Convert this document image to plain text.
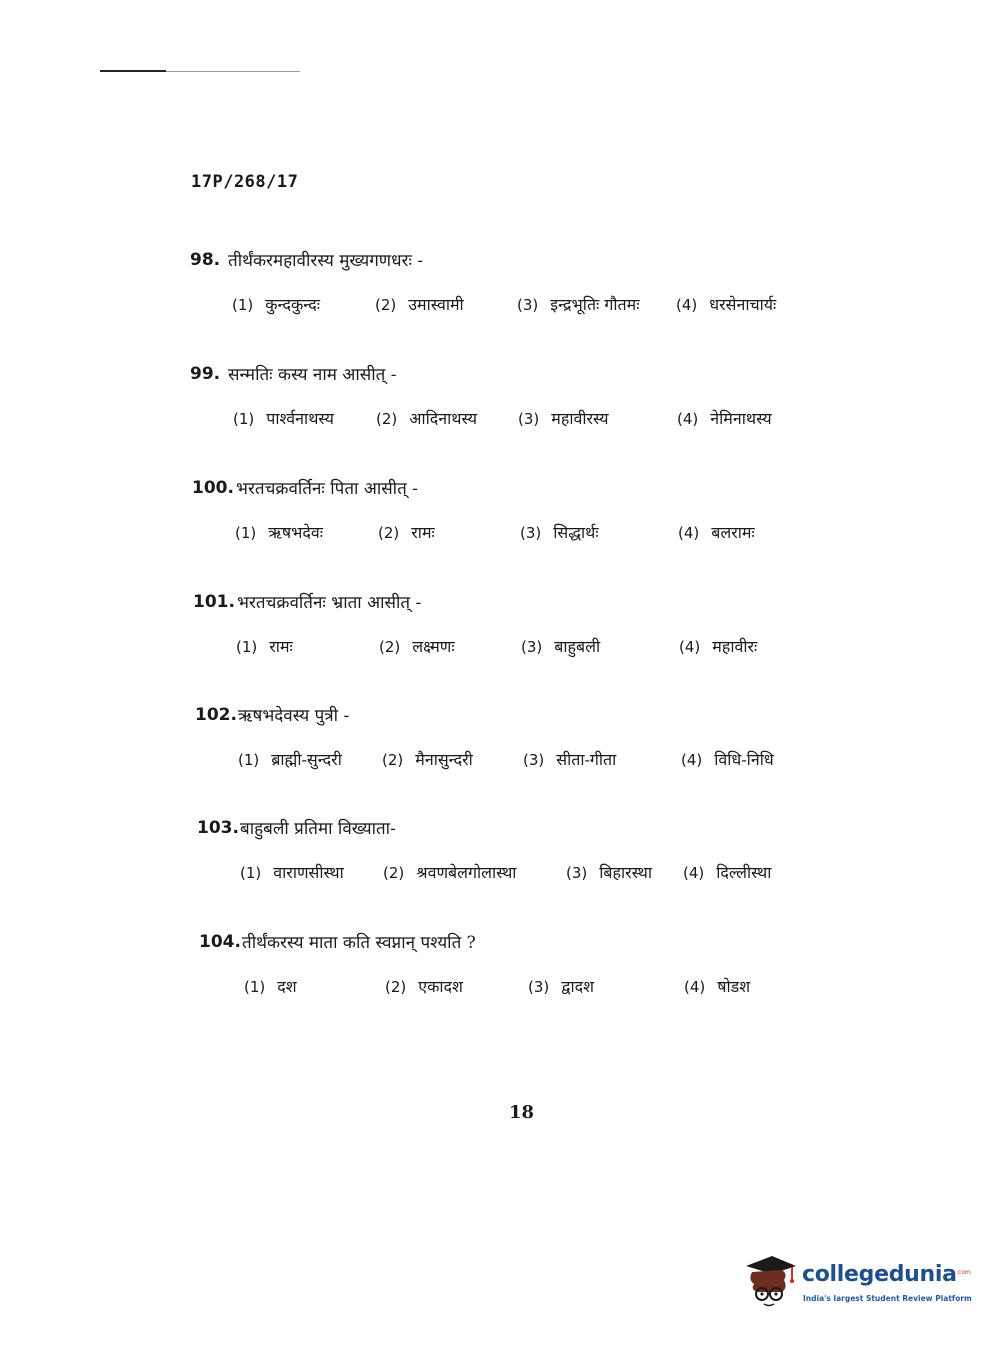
17P/268/17
98. तीर्थंकरमहावीरस्य मुख्यगणधरः -
(1) कुन्दकुन्दः	(2) उमास्वामी	(3) इन्द्रभूतिः गौतमः (4) धरसेनाचार्यः
99. सन्मतिः कस्य नाम आसीत् -
(1) पार्श्वनाथस्य	(2) आदिनाथस्य	(3) महावीरस्य	(4) नेमिनाथस्य
100. भरतचक्रवर्तिनः पिता आसीत् -
(1) ऋषभदेवः	(2) रामः	(3) सिद्धार्थः	(4) बलरामः
101. भरतचक्रवर्तिनः भ्राता आसीत् -
(1) रामः	(2) लक्ष्मणः	(3) बाहुबली	(4) महावीरः
102. ऋषभदेवस्य पुत्री -
(1) ब्राह्मी-सुन्दरी	(2) मैनासुन्दरी	(3) सीता-गीता	(4) विधि-निधि
103. बाहुबली प्रतिमा विख्याता-
(1) वाराणसीस्था	(2) श्रवणबेलगोलास्था	(3) बिहारस्था (4) दिल्लीस्था
104. तीर्थंकरस्य माता कति स्वप्नान् पश्यति ?
(1) दश	(2) एकादश	(3) द्वादश	(4) षोडश
18
collegedunia .com
India's largest Student Review Platform
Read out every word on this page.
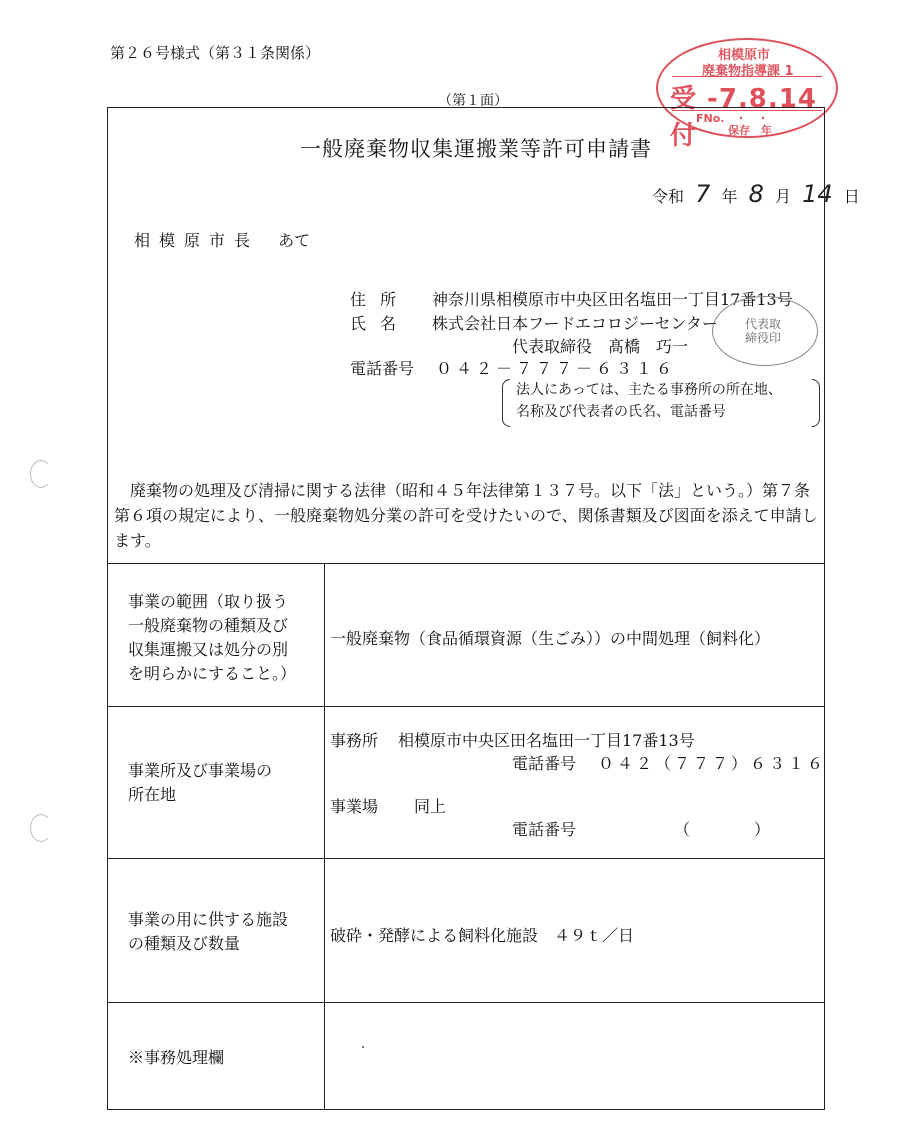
第２６号様式（第３１条関係）
（第１面）
相模原市
廃棄物指導課 1
受 -7.8.14 付
FNo.　・　・
保存　年
一般廃棄物収集運搬業等許可申請書
令和 7 年 8 月 14 日
相模原市長 あて
住所 神奈川県相模原市中央区田名塩田一丁目17番13号
氏名 株式会社日本フードエコロジーセンター
代表取締役　髙橋　巧一
代表取締役印
電話番号 ０４２－７７７－６３１６
法人にあっては、主たる事務所の所在地、
名称及び代表者の氏名、電話番号
廃棄物の処理及び清掃に関する法律（昭和４５年法律第１３７号。以下「法」という。）第７条第６項の規定により、一般廃棄物処分業の許可を受けたいので、関係書類及び図面を添えて申請します。
事業の範囲（取り扱う
一般廃棄物の種類及び
収集運搬又は処分の別
を明らかにすること。）
一般廃棄物（食品循環資源（生ごみ））の中間処理（飼料化）
事業所及び事業場の
所在地
事務所 相模原市中央区田名塩田一丁目17番13号
電話番号 ０４２（７７７）６３１６
事業場 同上
電話番号	（　　　　）
事業の用に供する施設
の種類及び数量	破砕・発酵による飼料化施設　４９ｔ／日
※事務処理欄
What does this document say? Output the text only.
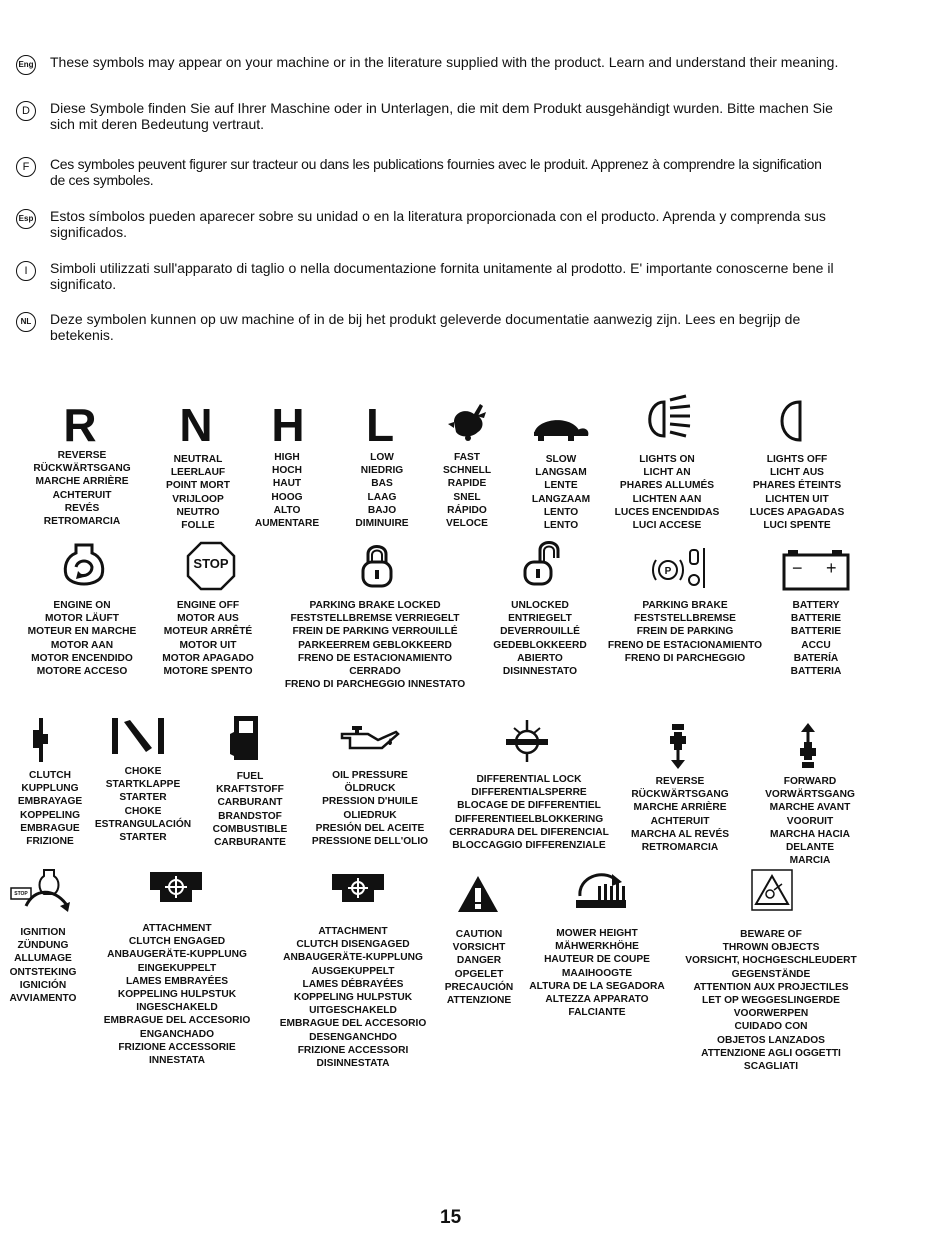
Eng These symbols may appear on your machine or in the literature supplied with the product. Learn and understand their meaning.
D	Diese Symbole finden Sie auf Ihrer Maschine oder in Unterlagen, die mit dem Produkt ausgehändigt wurden. Bitte machen Sie
sich mit deren Bedeutung vertraut.
F	Ces symboles peuvent figurer sur tracteur ou dans les publications fournies avec le produit. Apprenez à comprendre la signification
de ces symboles.
Esp Estos símbolos pueden aparecer sobre su unidad o en la literatura proporcionada con el producto. Aprenda y comprenda sus
significados.
I	Simboli utilizzati sull'apparato di taglio o nella documentazione fornita unitamente al prodotto. E' importante conoscerne bene il
significato.
NL	Deze symbolen kunnen op uw machine of in de bij het produkt geleverde documentatie aanwezig zijn. Lees en begrijp de
betekenis.
R N H L
REVERSE
RÜCKWÄRTSGANG
MARCHE ARRIÈRE
ACHTERUIT
REVÉS
RETROMARCIA
NEUTRAL
LEERLAUF
POINT MORT
VRIJLOOP
NEUTRO
FOLLE
HIGH
HOCH
HAUT
HOOG
ALTO
AUMENTARE
LOW
NIEDRIG
BAS
LAAG
BAJO
DIMINUIRE
FAST
SCHNELL
RAPIDE
SNEL
RÁPIDO
VELOCE
SLOW
LANGSAM
LENTE
LANGZAAM
LENTO
LENTO
LIGHTS ON
LICHT AN
PHARES ALLUMÉS
LICHTEN AAN
LUCES ENCENDIDAS
LUCI ACCESE
LIGHTS OFF
LICHT AUS
PHARES ÉTEINTS
LICHTEN UIT
LUCES APAGADAS
LUCI SPENTE
STOP
P	− +
ENGINE ON
MOTOR LÄUFT
MOTEUR EN MARCHE
MOTOR AAN
MOTOR ENCENDIDO
MOTORE ACCESO
ENGINE OFF
MOTOR AUS
MOTEUR ARRÊTÉ
MOTOR UIT
MOTOR APAGADO
MOTORE SPENTO
PARKING BRAKE LOCKED
FESTSTELLBREMSE VERRIEGELT
FREIN DE PARKING VERROUILLÉ
PARKEERREM GEBLOKKEERD
FRENO DE ESTACIONAMIENTO
CERRADO
FRENO DI PARCHEGGIO INNESTATO
UNLOCKED
ENTRIEGELT
DEVERROUILLÉ
GEDEBLOKKEERD
ABIERTO
DISINNESTATO
PARKING BRAKE
FESTSTELLBREMSE
FREIN DE PARKING
FRENO DE ESTACIONAMIENTO
FRENO DI PARCHEGGIO
BATTERY
BATTERIE
BATTERIE
ACCU
BATERÍA
BATTERIA
CLUTCH
KUPPLUNG
EMBRAYAGE
KOPPELING
EMBRAGUE
FRIZIONE
CHOKE
STARTKLAPPE
STARTER
CHOKE
ESTRANGULACIÓN
STARTER
FUEL
KRAFTSTOFF
CARBURANT
BRANDSTOF
COMBUSTIBLE
CARBURANTE
OIL PRESSURE
ÖLDRUCK
PRESSION D'HUILE
OLIEDRUK
PRESIÓN DEL ACEITE
PRESSIONE DELL'OLIO
DIFFERENTIAL LOCK
DIFFERENTIALSPERRE
BLOCAGE DE DIFFERENTIEL
DIFFERENTIEELBLOKKERING
CERRADURA DEL DIFERENCIAL
BLOCCAGGIO DIFFERENZIALE
REVERSE
RÜCKWÄRTSGANG
MARCHE ARRIÈRE
ACHTERUIT
MARCHA AL REVÉS
RETROMARCIA
FORWARD
VORWÄRTSGANG
MARCHE AVANT
VOORUIT
MARCHA HACIA
DELANTE
MARCIA
STOP
IGNITION
ZÜNDUNG
ALLUMAGE
ONTSTEKING
IGNICIÓN
AVVIAMENTO
ATTACHMENT
CLUTCH ENGAGED
ANBAUGERÄTE-KUPPLUNG
EINGEKUPPELT
LAMES EMBRAYÉES
KOPPELING HULPSTUK
INGESCHAKELD
EMBRAGUE DEL ACCESORIO
ENGANCHADO
FRIZIONE ACCESSORIE
INNESTATA
ATTACHMENT
CLUTCH DISENGAGED
ANBAUGERÄTE-KUPPLUNG
AUSGEKUPPELT
LAMES DÉBRAYÉES
KOPPELING HULPSTUK
UITGESCHAKELD
EMBRAGUE DEL ACCESORIO
DESENGANCHDO
FRIZIONE ACCESSORI
DISINNESTATA
CAUTION
VORSICHT
DANGER
OPGELET
PRECAUCIÓN
ATTENZIONE
MOWER HEIGHT
MÄHWERKHÖHE
HAUTEUR DE COUPE
MAAIHOOGTE
ALTURA DE LA SEGADORA
ALTEZZA APPARATO
FALCIANTE
BEWARE OF
THROWN OBJECTS
VORSICHT, HOCHGESCHLEUDERT
GEGENSTÄNDE
ATTENTION AUX PROJECTILES
LET OP WEGGESLINGERDE
VOORWERPEN
CUIDADO CON
OBJETOS LANZADOS
ATTENZIONE AGLI OGGETTI
SCAGLIATI
15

## WORK TO DO:
Write out the entries above word for word. Do not include the pictures.

## FULL ANSWER:
Convert this document image to plain text.
17P/268/17
98. तीर्थंकरमहावीरस्य मुख्यगणधरः -
(1) कुन्दकुन्दः	(2) उमास्वामी	(3) इन्द्रभूतिः गौतमः (4) धरसेनाचार्यः
99. सन्मतिः कस्य नाम आसीत् -
(1) पार्श्वनाथस्य	(2) आदिनाथस्य	(3) महावीरस्य	(4) नेमिनाथस्य
100. भरतचक्रवर्तिनः पिता आसीत् -
(1) ऋषभदेवः	(2) रामः	(3) सिद्धार्थः	(4) बलरामः
101. भरतचक्रवर्तिनः भ्राता आसीत् -
(1) रामः	(2) लक्ष्मणः	(3) बाहुबली	(4) महावीरः
102. ऋषभदेवस्य पुत्री -
(1) ब्राह्मी-सुन्दरी	(2) मैनासुन्दरी	(3) सीता-गीता	(4) विधि-निधि
103. बाहुबली प्रतिमा विख्याता-
(1) वाराणसीस्था	(2) श्रवणबेलगोलास्था	(3) बिहारस्था (4) दिल्लीस्था
104. तीर्थंकरस्य माता कति स्वप्नान् पश्यति ?
(1) दश	(2) एकादश	(3) द्वादश	(4) षोडश
18
collegedunia .com
India's largest Student Review Platform
Read out every word on this page.
第２６号様式（第３１条関係）
（第１面）
相模原市
廃棄物指導課 1
受 -7.8.14 付
FNo.　・　・
保存　年
一般廃棄物収集運搬業等許可申請書
令和 7 年 8 月 14 日
相模原市長 あて
住所 神奈川県相模原市中央区田名塩田一丁目17番13号
氏名 株式会社日本フードエコロジーセンター
代表取締役　髙橋　巧一
代表取締役印
電話番号 ０４２－７７７－６３１６
法人にあっては、主たる事務所の所在地、
名称及び代表者の氏名、電話番号
廃棄物の処理及び清掃に関する法律（昭和４５年法律第１３７号。以下「法」という。）第７条第６項の規定により、一般廃棄物処分業の許可を受けたいので、関係書類及び図面を添えて申請します。
事業の範囲（取り扱う
一般廃棄物の種類及び
収集運搬又は処分の別
を明らかにすること。）
一般廃棄物（食品循環資源（生ごみ））の中間処理（飼料化）
事業所及び事業場の
所在地
事務所 相模原市中央区田名塩田一丁目17番13号
電話番号 ０４２（７７７）６３１６
事業場 同上
電話番号	（　　　　）
事業の用に供する施設
の種類及び数量	破砕・発酵による飼料化施設　４９ｔ／日
※事務処理欄
What does this document say? Output the text only.
Eng These symbols may appear on your machine or in the literature supplied with the product. Learn and understand their meaning.
D	Diese Symbole finden Sie auf Ihrer Maschine oder in Unterlagen, die mit dem Produkt ausgehändigt wurden. Bitte machen Sie
sich mit deren Bedeutung vertraut.
F	Ces symboles peuvent figurer sur tracteur ou dans les publications fournies avec le produit. Apprenez à comprendre la signification
de ces symboles.
Esp Estos símbolos pueden aparecer sobre su unidad o en la literatura proporcionada con el producto. Aprenda y comprenda sus
significados.
I	Simboli utilizzati sull'apparato di taglio o nella documentazione fornita unitamente al prodotto. E' importante conoscerne bene il
significato.
NL	Deze symbolen kunnen op uw machine of in de bij het produkt geleverde documentatie aanwezig zijn. Lees en begrijp de
betekenis.
R N H L
REVERSE
RÜCKWÄRTSGANG
MARCHE ARRIÈRE
ACHTERUIT
REVÉS
RETROMARCIA
NEUTRAL
LEERLAUF
POINT MORT
VRIJLOOP
NEUTRO
FOLLE
HIGH
HOCH
HAUT
HOOG
ALTO
AUMENTARE
LOW
NIEDRIG
BAS
LAAG
BAJO
DIMINUIRE
FAST
SCHNELL
RAPIDE
SNEL
RÁPIDO
VELOCE
SLOW
LANGSAM
LENTE
LANGZAAM
LENTO
LENTO
LIGHTS ON
LICHT AN
PHARES ALLUMÉS
LICHTEN AAN
LUCES ENCENDIDAS
LUCI ACCESE
LIGHTS OFF
LICHT AUS
PHARES ÉTEINTS
LICHTEN UIT
LUCES APAGADAS
LUCI SPENTE
STOP
P	− +
ENGINE ON
MOTOR LÄUFT
MOTEUR EN MARCHE
MOTOR AAN
MOTOR ENCENDIDO
MOTORE ACCESO
ENGINE OFF
MOTOR AUS
MOTEUR ARRÊTÉ
MOTOR UIT
MOTOR APAGADO
MOTORE SPENTO
PARKING BRAKE LOCKED
FESTSTELLBREMSE VERRIEGELT
FREIN DE PARKING VERROUILLÉ
PARKEERREM GEBLOKKEERD
FRENO DE ESTACIONAMIENTO
CERRADO
FRENO DI PARCHEGGIO INNESTATO
UNLOCKED
ENTRIEGELT
DEVERROUILLÉ
GEDEBLOKKEERD
ABIERTO
DISINNESTATO
PARKING BRAKE
FESTSTELLBREMSE
FREIN DE PARKING
FRENO DE ESTACIONAMIENTO
FRENO DI PARCHEGGIO
BATTERY
BATTERIE
BATTERIE
ACCU
BATERÍA
BATTERIA
CLUTCH
KUPPLUNG
EMBRAYAGE
KOPPELING
EMBRAGUE
FRIZIONE
CHOKE
STARTKLAPPE
STARTER
CHOKE
ESTRANGULACIÓN
STARTER
FUEL
KRAFTSTOFF
CARBURANT
BRANDSTOF
COMBUSTIBLE
CARBURANTE
OIL PRESSURE
ÖLDRUCK
PRESSION D'HUILE
OLIEDRUK
PRESIÓN DEL ACEITE
PRESSIONE DELL'OLIO
DIFFERENTIAL LOCK
DIFFERENTIALSPERRE
BLOCAGE DE DIFFERENTIEL
DIFFERENTIEELBLOKKERING
CERRADURA DEL DIFERENCIAL
BLOCCAGGIO DIFFERENZIALE
REVERSE
RÜCKWÄRTSGANG
MARCHE ARRIÈRE
ACHTERUIT
MARCHA AL REVÉS
RETROMARCIA
FORWARD
VORWÄRTSGANG
MARCHE AVANT
VOORUIT
MARCHA HACIA
DELANTE
MARCIA
STOP
IGNITION
ZÜNDUNG
ALLUMAGE
ONTSTEKING
IGNICIÓN
AVVIAMENTO
ATTACHMENT
CLUTCH ENGAGED
ANBAUGERÄTE-KUPPLUNG
EINGEKUPPELT
LAMES EMBRAYÉES
KOPPELING HULPSTUK
INGESCHAKELD
EMBRAGUE DEL ACCESORIO
ENGANCHADO
FRIZIONE ACCESSORIE
INNESTATA
ATTACHMENT
CLUTCH DISENGAGED
ANBAUGERÄTE-KUPPLUNG
AUSGEKUPPELT
LAMES DÉBRAYÉES
KOPPELING HULPSTUK
UITGESCHAKELD
EMBRAGUE DEL ACCESORIO
DESENGANCHDO
FRIZIONE ACCESSORI
DISINNESTATA
CAUTION
VORSICHT
DANGER
OPGELET
PRECAUCIÓN
ATTENZIONE
MOWER HEIGHT
MÄHWERKHÖHE
HAUTEUR DE COUPE
MAAIHOOGTE
ALTURA DE LA SEGADORA
ALTEZZA APPARATO
FALCIANTE
BEWARE OF
THROWN OBJECTS
VORSICHT, HOCHGESCHLEUDERT
GEGENSTÄNDE
ATTENTION AUX PROJECTILES
LET OP WEGGESLINGERDE
VOORWERPEN
CUIDADO CON
OBJETOS LANZADOS
ATTENZIONE AGLI OGGETTI
SCAGLIATI
15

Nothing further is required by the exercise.